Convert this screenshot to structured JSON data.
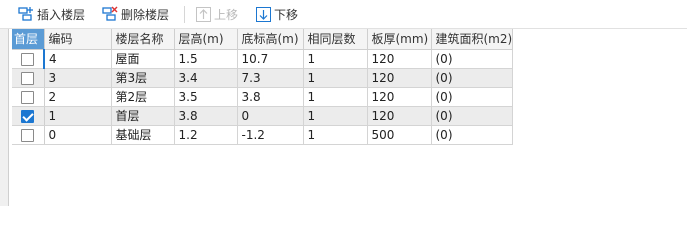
{
  "toolbar": {
    "insert_label": "插入楼层",
    "delete_label": "删除楼层",
    "move_up_label": "上移",
    "move_down_label": "下移"
  },
  "table": {
    "corner_label": "首层",
    "headers": [
      "编码",
      "楼层名称",
      "层高(m)",
      "底标高(m)",
      "相同层数",
      "板厚(mm)",
      "建筑面积(m2)"
    ],
    "rows": [
      {
        "checked": false,
        "cells": [
          "4",
          "屋面",
          "1.5",
          "10.7",
          "1",
          "120",
          "(0)"
        ]
      },
      {
        "checked": false,
        "cells": [
          "3",
          "第3层",
          "3.4",
          "7.3",
          "1",
          "120",
          "(0)"
        ]
      },
      {
        "checked": false,
        "cells": [
          "2",
          "第2层",
          "3.5",
          "3.8",
          "1",
          "120",
          "(0)"
        ]
      },
      {
        "checked": true,
        "cells": [
          "1",
          "首层",
          "3.8",
          "0",
          "1",
          "120",
          "(0)"
        ]
      },
      {
        "checked": false,
        "cells": [
          "0",
          "基础层",
          "1.2",
          "-1.2",
          "1",
          "500",
          "(0)"
        ]
      }
    ]
  },
  "colors": {
    "accent": "#1c77d1",
    "corner_header": "#5b9bd5",
    "alt_row": "#ececec"
  },
  "icons": {
    "insert": "insert-floor-icon",
    "delete": "delete-floor-icon",
    "move_up": "arrow-up-icon",
    "move_down": "arrow-down-icon"
  }
}
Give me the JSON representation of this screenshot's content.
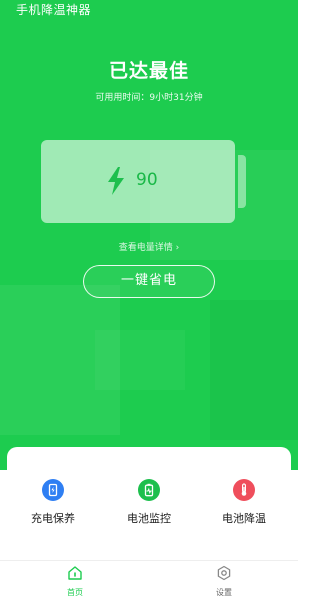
{
  "app": {
    "title": "手机降温神器"
  },
  "status": {
    "title": "已达最佳",
    "available_time": "可用用时间：9小时31分钟"
  },
  "battery": {
    "level": "90",
    "details_link": "查看电量详情 ›"
  },
  "actions": {
    "one_key_save": "一键省电"
  },
  "tools": [
    {
      "label": "充电保养",
      "icon": "charge-protect-icon",
      "color": "#2f7ff3"
    },
    {
      "label": "电池监控",
      "icon": "battery-monitor-icon",
      "color": "#1dbf4d"
    },
    {
      "label": "电池降温",
      "icon": "thermometer-icon",
      "color": "#ef4e5c"
    }
  ],
  "nav": {
    "home": "首页",
    "settings": "设置"
  },
  "colors": {
    "accent": "#1dcc4f"
  }
}
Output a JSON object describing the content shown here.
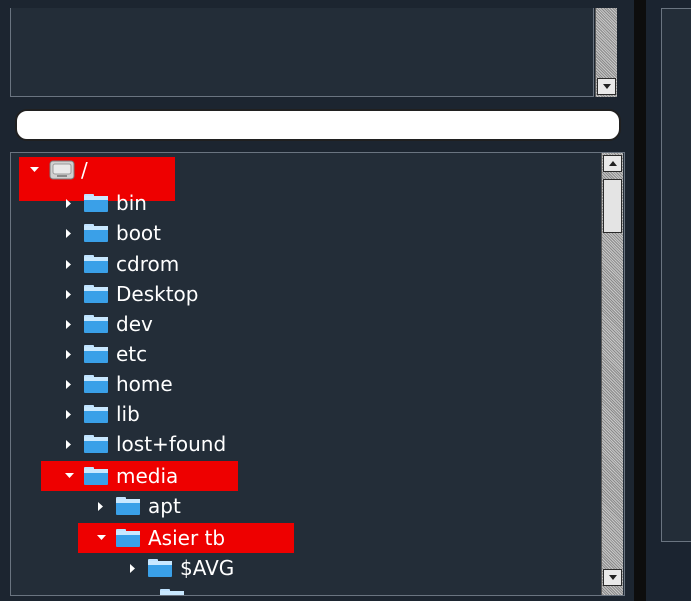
{
  "search": {
    "value": "",
    "placeholder": ""
  },
  "tree": {
    "root_label": "/",
    "items": [
      {
        "label": "bin"
      },
      {
        "label": "boot"
      },
      {
        "label": "cdrom"
      },
      {
        "label": "Desktop"
      },
      {
        "label": "dev"
      },
      {
        "label": "etc"
      },
      {
        "label": "home"
      },
      {
        "label": "lib"
      },
      {
        "label": "lost+found"
      },
      {
        "label": "media"
      }
    ],
    "media_children": [
      {
        "label": "apt"
      },
      {
        "label": "Asier tb"
      }
    ],
    "asier_children": [
      {
        "label": "$AVG"
      }
    ]
  },
  "colors": {
    "highlight": "#ee0000",
    "panel_bg": "#232d38",
    "folder_blue": "#3aa0e8",
    "text": "#ffffff"
  },
  "icons": [
    "drive-icon",
    "folder-icon",
    "expander-arrow-icon",
    "scroll-up-icon",
    "scroll-down-icon"
  ]
}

┄┄┄┄┄┄┄┄┄┄

| DO THIS |
Transcribe the records above exactly, leaving out every picture.

| PROBLEM SOLUTION |
Convert this screenshot to structured JSON data.
{
  "toolbar": {
    "insert_label": "插入楼层",
    "delete_label": "删除楼层",
    "move_up_label": "上移",
    "move_down_label": "下移"
  },
  "table": {
    "corner_label": "首层",
    "headers": [
      "编码",
      "楼层名称",
      "层高(m)",
      "底标高(m)",
      "相同层数",
      "板厚(mm)",
      "建筑面积(m2)"
    ],
    "rows": [
      {
        "checked": false,
        "cells": [
          "4",
          "屋面",
          "1.5",
          "10.7",
          "1",
          "120",
          "(0)"
        ]
      },
      {
        "checked": false,
        "cells": [
          "3",
          "第3层",
          "3.4",
          "7.3",
          "1",
          "120",
          "(0)"
        ]
      },
      {
        "checked": false,
        "cells": [
          "2",
          "第2层",
          "3.5",
          "3.8",
          "1",
          "120",
          "(0)"
        ]
      },
      {
        "checked": true,
        "cells": [
          "1",
          "首层",
          "3.8",
          "0",
          "1",
          "120",
          "(0)"
        ]
      },
      {
        "checked": false,
        "cells": [
          "0",
          "基础层",
          "1.2",
          "-1.2",
          "1",
          "500",
          "(0)"
        ]
      }
    ]
  },
  "colors": {
    "accent": "#1c77d1",
    "corner_header": "#5b9bd5",
    "alt_row": "#ececec"
  },
  "icons": {
    "insert": "insert-floor-icon",
    "delete": "delete-floor-icon",
    "move_up": "arrow-up-icon",
    "move_down": "arrow-down-icon"
  }
}
Give me the JSON representation of this screenshot's content.
{
  "app": {
    "title": "手机降温神器"
  },
  "status": {
    "title": "已达最佳",
    "available_time": "可用用时间：9小时31分钟"
  },
  "battery": {
    "level": "90",
    "details_link": "查看电量详情 ›"
  },
  "actions": {
    "one_key_save": "一键省电"
  },
  "tools": [
    {
      "label": "充电保养",
      "icon": "charge-protect-icon",
      "color": "#2f7ff3"
    },
    {
      "label": "电池监控",
      "icon": "battery-monitor-icon",
      "color": "#1dbf4d"
    },
    {
      "label": "电池降温",
      "icon": "thermometer-icon",
      "color": "#ef4e5c"
    }
  ],
  "nav": {
    "home": "首页",
    "settings": "设置"
  },
  "colors": {
    "accent": "#1dcc4f"
  }
}
Output a JSON object describing the content shown here.
{
  "search": {
    "value": "",
    "placeholder": ""
  },
  "tree": {
    "root_label": "/",
    "items": [
      {
        "label": "bin"
      },
      {
        "label": "boot"
      },
      {
        "label": "cdrom"
      },
      {
        "label": "Desktop"
      },
      {
        "label": "dev"
      },
      {
        "label": "etc"
      },
      {
        "label": "home"
      },
      {
        "label": "lib"
      },
      {
        "label": "lost+found"
      },
      {
        "label": "media"
      }
    ],
    "media_children": [
      {
        "label": "apt"
      },
      {
        "label": "Asier tb"
      }
    ],
    "asier_children": [
      {
        "label": "$AVG"
      }
    ]
  },
  "colors": {
    "highlight": "#ee0000",
    "panel_bg": "#232d38",
    "folder_blue": "#3aa0e8",
    "text": "#ffffff"
  },
  "icons": [
    "drive-icon",
    "folder-icon",
    "expander-arrow-icon",
    "scroll-up-icon",
    "scroll-down-icon"
  ]
}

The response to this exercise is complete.